(Records about charts and figures)
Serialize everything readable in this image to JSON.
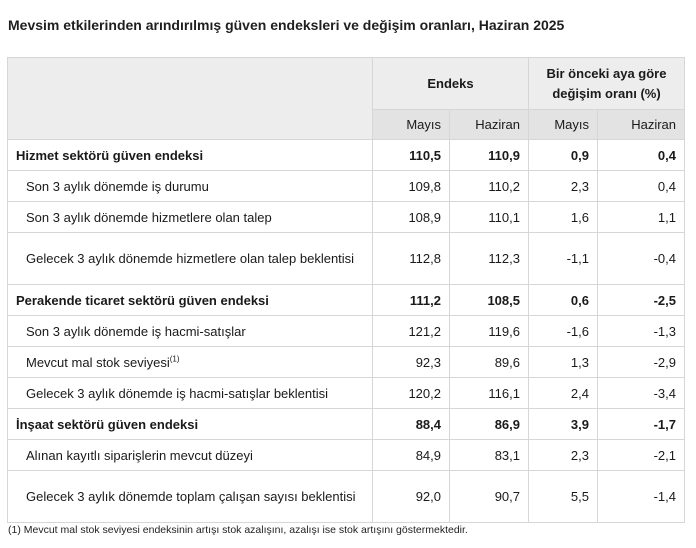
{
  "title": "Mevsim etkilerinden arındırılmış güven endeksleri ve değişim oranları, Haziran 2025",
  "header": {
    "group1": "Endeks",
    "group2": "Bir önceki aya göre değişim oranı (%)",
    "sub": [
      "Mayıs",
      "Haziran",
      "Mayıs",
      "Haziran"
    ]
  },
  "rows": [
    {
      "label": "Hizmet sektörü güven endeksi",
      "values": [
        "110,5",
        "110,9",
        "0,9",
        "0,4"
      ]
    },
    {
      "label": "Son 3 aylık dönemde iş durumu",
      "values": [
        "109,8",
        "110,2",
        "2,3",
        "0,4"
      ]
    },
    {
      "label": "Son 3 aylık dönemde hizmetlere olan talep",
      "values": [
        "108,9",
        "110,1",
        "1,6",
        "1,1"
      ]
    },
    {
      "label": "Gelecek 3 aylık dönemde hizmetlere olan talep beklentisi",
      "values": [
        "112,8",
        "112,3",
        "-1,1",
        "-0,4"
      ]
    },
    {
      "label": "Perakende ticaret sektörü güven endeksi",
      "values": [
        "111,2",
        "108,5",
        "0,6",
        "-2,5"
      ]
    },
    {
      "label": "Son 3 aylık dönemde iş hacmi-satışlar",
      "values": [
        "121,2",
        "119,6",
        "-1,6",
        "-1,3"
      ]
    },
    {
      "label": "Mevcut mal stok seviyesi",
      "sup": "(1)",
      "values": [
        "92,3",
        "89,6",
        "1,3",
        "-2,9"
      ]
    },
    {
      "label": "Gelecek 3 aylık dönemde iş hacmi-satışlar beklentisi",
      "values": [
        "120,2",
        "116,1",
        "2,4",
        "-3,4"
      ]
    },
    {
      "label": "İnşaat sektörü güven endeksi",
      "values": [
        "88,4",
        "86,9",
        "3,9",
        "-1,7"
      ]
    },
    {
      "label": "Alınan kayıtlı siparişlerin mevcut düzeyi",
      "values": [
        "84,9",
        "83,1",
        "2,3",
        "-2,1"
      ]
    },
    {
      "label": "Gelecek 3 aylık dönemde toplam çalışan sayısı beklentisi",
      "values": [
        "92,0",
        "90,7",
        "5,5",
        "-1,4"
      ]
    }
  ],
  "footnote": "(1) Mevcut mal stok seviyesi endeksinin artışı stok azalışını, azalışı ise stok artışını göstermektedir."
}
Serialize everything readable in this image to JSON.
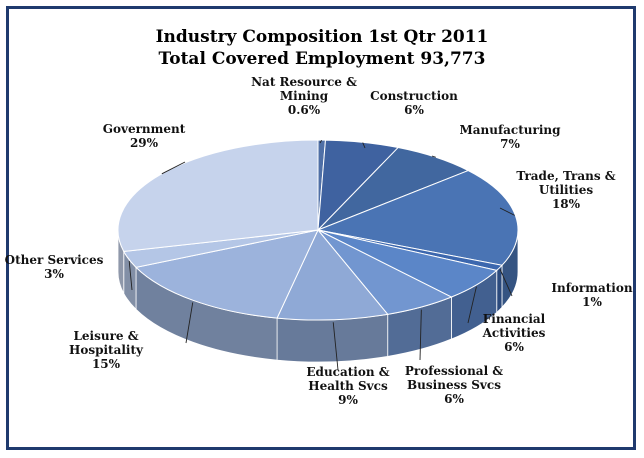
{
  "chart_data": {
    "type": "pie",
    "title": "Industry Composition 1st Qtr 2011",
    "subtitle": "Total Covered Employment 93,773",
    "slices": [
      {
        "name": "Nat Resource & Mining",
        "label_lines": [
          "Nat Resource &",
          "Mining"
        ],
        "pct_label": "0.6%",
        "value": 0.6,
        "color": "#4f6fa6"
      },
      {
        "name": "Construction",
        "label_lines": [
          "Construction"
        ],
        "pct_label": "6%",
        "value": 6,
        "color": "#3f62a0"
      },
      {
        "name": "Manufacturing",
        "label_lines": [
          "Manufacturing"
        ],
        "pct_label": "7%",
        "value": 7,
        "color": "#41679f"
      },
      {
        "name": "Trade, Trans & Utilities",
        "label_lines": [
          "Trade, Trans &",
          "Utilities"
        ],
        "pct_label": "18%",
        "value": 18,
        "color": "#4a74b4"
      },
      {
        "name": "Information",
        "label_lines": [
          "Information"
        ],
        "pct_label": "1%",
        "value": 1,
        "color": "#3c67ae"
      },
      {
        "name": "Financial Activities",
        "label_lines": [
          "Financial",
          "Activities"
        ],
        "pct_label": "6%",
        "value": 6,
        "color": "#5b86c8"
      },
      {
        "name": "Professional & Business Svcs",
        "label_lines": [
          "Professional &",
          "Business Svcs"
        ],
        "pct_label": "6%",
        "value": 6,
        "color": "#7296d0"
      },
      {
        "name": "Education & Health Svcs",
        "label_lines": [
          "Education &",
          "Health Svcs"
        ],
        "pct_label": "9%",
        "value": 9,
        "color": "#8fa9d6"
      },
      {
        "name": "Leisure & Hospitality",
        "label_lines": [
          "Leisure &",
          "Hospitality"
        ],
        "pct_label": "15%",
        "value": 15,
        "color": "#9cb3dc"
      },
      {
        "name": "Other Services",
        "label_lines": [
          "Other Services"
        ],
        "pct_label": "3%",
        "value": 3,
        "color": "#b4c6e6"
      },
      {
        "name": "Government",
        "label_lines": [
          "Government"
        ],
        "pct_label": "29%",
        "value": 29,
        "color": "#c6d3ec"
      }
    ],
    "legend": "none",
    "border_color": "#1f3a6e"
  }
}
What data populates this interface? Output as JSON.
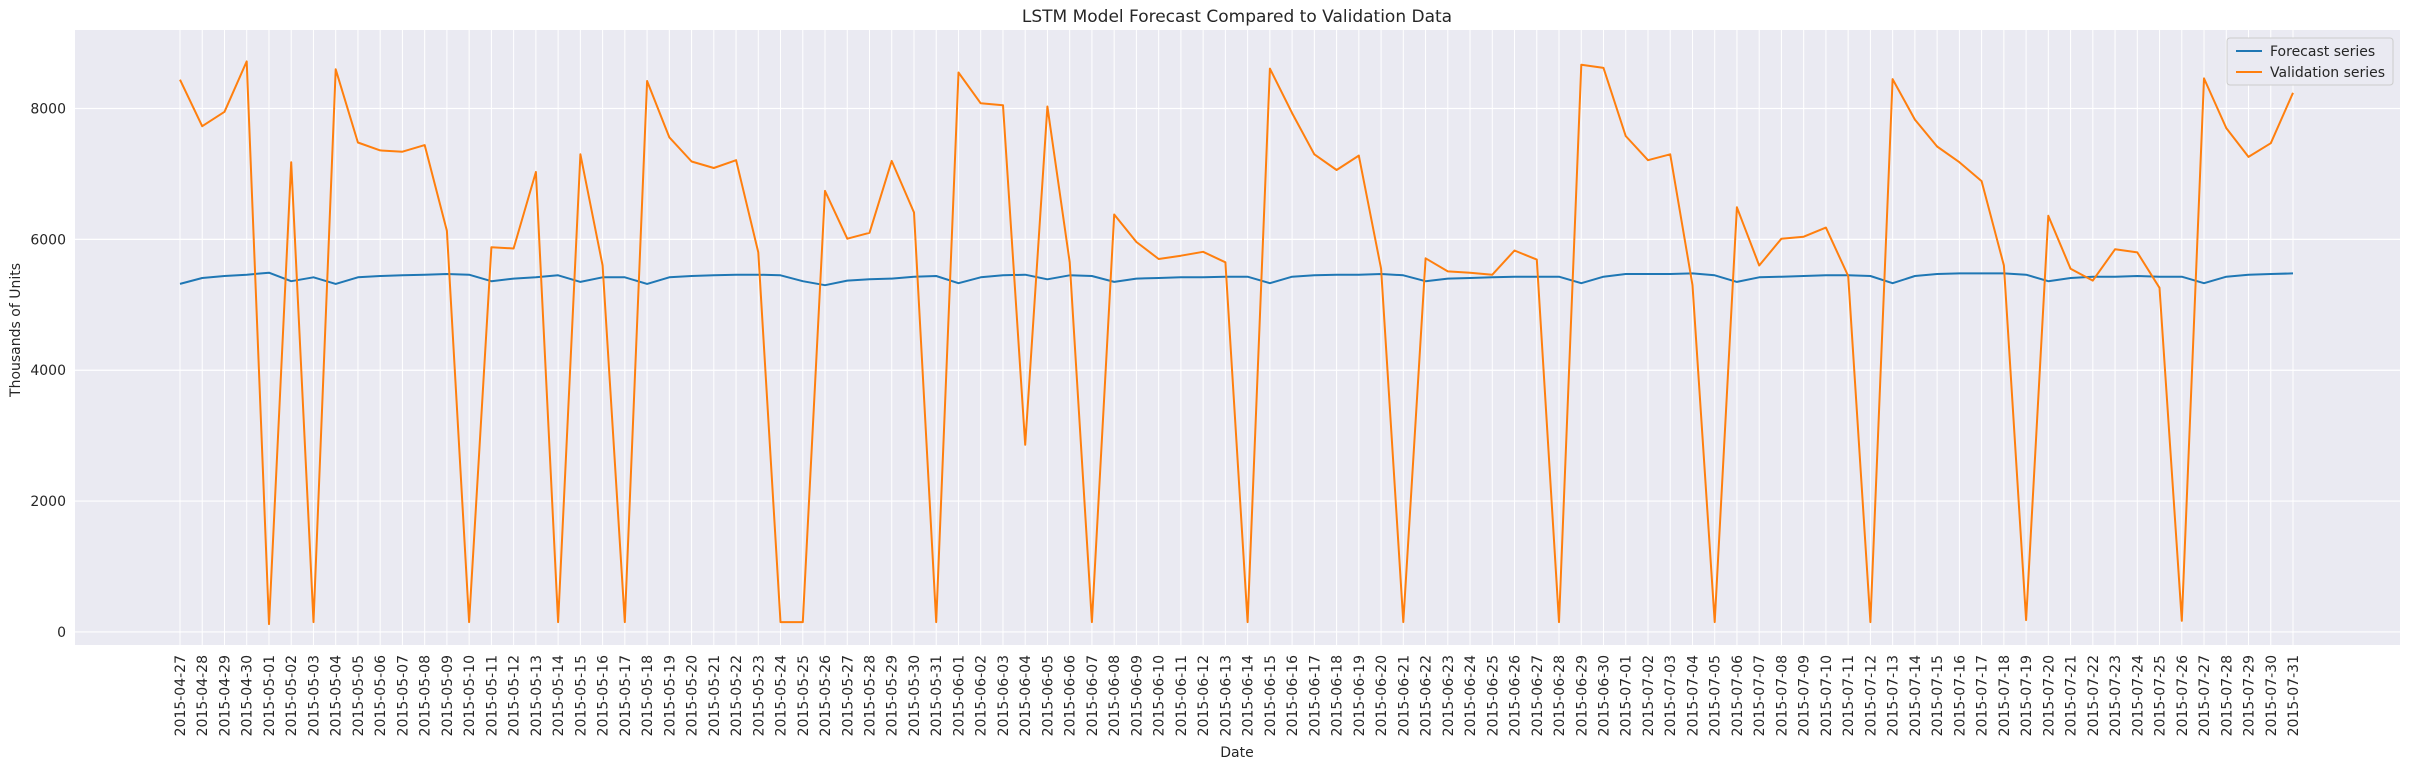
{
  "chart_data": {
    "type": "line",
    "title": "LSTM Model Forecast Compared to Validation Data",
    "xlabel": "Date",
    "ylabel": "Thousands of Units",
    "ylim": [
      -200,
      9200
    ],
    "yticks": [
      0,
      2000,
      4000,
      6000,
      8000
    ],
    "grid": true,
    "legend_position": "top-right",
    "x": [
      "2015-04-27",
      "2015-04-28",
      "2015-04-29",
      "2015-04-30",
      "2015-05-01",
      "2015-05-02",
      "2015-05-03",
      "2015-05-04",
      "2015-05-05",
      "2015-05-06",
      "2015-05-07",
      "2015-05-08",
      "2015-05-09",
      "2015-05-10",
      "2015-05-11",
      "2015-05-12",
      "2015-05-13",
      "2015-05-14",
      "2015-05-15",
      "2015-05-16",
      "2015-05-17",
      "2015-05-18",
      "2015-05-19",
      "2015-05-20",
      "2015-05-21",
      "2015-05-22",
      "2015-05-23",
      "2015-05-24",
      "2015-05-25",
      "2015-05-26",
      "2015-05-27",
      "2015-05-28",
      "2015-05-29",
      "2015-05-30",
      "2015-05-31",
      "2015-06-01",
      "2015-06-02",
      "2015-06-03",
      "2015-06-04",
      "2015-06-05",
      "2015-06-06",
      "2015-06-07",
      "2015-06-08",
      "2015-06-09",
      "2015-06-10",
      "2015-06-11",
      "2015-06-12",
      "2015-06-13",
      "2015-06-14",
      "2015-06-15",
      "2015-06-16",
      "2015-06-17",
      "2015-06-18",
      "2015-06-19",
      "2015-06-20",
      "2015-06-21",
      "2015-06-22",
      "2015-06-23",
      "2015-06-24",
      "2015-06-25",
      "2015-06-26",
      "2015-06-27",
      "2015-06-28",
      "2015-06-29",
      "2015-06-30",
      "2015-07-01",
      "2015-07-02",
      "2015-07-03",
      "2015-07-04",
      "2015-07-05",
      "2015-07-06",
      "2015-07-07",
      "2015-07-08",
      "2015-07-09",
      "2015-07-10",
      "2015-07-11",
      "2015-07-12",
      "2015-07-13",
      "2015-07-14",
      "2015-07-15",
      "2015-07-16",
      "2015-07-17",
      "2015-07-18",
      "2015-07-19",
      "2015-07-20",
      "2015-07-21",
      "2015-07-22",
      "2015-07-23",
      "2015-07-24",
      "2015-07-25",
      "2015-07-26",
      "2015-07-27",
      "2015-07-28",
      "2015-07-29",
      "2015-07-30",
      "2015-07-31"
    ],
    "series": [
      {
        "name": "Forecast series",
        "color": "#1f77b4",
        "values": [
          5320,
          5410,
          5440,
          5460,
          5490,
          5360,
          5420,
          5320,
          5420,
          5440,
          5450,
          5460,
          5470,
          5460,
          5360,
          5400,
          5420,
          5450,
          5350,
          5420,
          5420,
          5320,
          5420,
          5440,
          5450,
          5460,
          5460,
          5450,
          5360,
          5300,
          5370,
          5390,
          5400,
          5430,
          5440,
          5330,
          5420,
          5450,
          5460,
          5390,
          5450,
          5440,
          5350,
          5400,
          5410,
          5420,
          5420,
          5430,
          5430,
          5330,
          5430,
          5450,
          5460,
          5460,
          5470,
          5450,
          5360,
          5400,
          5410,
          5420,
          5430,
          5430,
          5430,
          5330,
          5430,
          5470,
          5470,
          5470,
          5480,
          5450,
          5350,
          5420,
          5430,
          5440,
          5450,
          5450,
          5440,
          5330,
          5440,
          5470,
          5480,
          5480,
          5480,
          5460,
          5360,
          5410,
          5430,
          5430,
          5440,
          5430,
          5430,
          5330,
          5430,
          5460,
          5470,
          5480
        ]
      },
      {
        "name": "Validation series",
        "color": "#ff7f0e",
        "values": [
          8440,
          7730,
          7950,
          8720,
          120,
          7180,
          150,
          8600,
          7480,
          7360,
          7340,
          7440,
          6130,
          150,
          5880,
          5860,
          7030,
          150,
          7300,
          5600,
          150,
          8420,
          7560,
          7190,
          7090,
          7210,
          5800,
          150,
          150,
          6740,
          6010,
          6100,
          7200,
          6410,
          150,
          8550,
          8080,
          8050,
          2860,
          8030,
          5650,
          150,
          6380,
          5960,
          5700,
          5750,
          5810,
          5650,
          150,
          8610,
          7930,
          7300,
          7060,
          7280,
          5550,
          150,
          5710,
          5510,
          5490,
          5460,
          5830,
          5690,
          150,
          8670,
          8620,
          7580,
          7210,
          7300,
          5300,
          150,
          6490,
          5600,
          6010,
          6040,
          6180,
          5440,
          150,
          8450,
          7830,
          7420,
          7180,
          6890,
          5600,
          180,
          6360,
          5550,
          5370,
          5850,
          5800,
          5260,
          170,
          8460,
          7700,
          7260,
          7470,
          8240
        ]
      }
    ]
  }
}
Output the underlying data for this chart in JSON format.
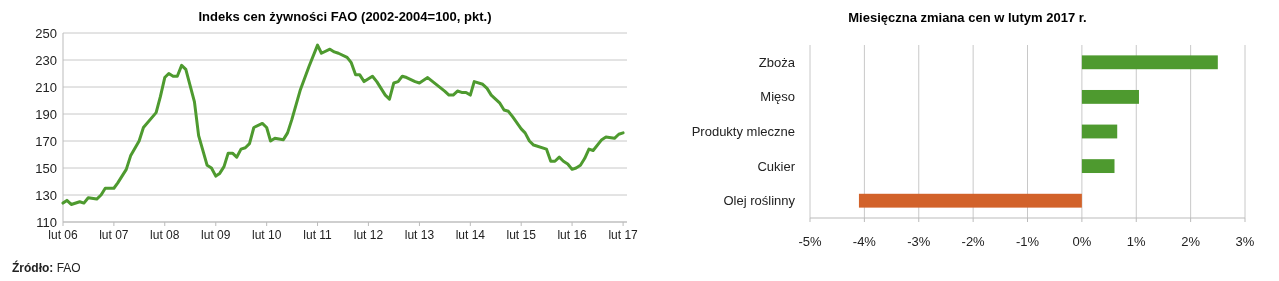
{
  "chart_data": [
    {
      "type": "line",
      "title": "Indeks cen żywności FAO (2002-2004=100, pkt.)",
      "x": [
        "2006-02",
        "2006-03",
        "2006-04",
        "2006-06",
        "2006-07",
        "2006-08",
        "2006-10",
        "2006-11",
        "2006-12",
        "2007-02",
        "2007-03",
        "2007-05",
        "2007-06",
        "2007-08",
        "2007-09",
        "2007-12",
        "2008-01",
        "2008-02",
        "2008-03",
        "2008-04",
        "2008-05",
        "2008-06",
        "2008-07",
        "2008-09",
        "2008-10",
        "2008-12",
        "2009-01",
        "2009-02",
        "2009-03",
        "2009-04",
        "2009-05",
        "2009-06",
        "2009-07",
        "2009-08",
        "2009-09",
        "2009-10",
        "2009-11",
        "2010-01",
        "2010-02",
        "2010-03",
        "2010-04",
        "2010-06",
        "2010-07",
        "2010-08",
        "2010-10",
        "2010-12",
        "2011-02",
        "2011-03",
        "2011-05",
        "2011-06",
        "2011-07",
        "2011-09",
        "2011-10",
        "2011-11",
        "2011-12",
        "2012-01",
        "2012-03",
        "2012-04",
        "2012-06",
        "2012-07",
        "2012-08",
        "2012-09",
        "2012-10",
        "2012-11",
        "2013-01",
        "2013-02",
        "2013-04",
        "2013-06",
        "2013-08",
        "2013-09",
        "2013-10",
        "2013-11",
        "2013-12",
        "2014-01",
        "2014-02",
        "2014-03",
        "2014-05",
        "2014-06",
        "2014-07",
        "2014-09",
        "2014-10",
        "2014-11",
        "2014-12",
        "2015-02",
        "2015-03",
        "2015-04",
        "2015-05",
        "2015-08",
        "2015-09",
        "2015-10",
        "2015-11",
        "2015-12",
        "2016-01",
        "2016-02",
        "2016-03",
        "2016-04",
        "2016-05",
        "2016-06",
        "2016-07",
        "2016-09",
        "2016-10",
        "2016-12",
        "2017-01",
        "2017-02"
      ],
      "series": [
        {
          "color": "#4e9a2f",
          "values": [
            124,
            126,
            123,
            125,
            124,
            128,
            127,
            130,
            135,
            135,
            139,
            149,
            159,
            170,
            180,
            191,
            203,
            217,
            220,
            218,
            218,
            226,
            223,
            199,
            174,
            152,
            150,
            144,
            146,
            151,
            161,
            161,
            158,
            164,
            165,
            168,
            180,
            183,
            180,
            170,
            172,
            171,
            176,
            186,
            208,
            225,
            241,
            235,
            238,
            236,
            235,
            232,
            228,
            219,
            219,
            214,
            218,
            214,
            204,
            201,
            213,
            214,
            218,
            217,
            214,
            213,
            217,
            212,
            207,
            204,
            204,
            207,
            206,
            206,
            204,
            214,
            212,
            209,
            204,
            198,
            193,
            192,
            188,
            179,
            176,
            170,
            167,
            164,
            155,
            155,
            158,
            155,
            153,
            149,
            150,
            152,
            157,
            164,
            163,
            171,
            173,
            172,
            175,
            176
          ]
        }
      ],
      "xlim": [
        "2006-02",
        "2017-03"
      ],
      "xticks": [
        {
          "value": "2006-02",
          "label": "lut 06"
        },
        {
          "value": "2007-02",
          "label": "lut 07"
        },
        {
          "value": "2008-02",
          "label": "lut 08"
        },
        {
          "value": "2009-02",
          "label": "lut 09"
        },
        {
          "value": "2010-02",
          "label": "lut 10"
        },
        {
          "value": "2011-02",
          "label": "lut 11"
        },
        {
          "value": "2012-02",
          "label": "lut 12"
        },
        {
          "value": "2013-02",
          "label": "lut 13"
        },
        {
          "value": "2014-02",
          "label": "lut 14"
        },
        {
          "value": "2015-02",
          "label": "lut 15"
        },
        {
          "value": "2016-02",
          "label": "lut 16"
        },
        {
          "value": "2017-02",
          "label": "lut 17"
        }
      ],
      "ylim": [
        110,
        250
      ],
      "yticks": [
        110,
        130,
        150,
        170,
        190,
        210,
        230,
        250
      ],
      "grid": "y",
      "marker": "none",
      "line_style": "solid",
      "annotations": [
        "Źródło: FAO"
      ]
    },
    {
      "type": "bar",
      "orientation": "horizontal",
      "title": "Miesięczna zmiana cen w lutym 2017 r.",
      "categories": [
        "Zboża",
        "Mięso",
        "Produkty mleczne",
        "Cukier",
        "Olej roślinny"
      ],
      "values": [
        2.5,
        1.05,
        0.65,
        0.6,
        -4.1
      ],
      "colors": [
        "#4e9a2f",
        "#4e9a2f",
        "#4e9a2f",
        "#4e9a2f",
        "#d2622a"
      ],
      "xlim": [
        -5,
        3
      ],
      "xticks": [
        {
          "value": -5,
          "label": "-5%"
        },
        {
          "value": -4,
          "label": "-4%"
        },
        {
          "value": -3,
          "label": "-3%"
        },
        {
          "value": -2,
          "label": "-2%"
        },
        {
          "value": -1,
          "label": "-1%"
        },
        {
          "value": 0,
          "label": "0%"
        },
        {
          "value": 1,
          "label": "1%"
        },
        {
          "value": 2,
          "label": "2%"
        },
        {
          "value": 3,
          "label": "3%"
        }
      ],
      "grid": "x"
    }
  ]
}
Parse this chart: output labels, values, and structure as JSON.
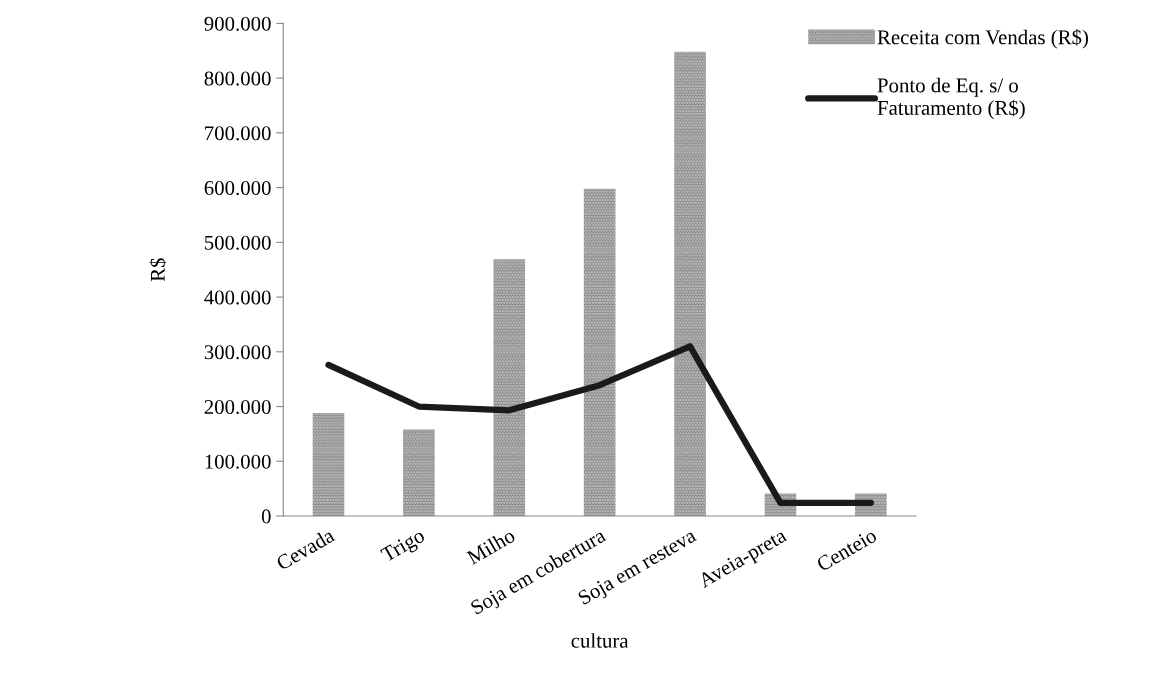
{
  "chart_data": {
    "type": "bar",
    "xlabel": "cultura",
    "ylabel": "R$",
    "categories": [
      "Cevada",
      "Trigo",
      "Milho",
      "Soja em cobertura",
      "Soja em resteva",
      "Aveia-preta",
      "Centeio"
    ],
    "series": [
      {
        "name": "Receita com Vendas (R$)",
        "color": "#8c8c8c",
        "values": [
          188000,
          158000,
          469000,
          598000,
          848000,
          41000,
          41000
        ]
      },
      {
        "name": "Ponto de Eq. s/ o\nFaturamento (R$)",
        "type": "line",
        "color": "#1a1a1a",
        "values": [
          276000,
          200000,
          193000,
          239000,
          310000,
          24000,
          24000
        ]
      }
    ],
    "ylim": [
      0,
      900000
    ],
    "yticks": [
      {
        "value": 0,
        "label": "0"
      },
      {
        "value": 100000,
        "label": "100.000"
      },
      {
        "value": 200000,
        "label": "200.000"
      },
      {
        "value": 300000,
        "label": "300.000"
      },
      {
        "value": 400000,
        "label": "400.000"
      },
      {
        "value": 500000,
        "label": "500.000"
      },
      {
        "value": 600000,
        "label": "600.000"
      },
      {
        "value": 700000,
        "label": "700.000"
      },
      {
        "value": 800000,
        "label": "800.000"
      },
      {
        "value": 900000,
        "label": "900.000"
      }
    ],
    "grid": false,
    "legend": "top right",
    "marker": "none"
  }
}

• [YOUR GOAL] Copy each line of the listing that includes "Services".

• [THE COMPLETED TASK]
        "name": "Other Services",
          "Other Services"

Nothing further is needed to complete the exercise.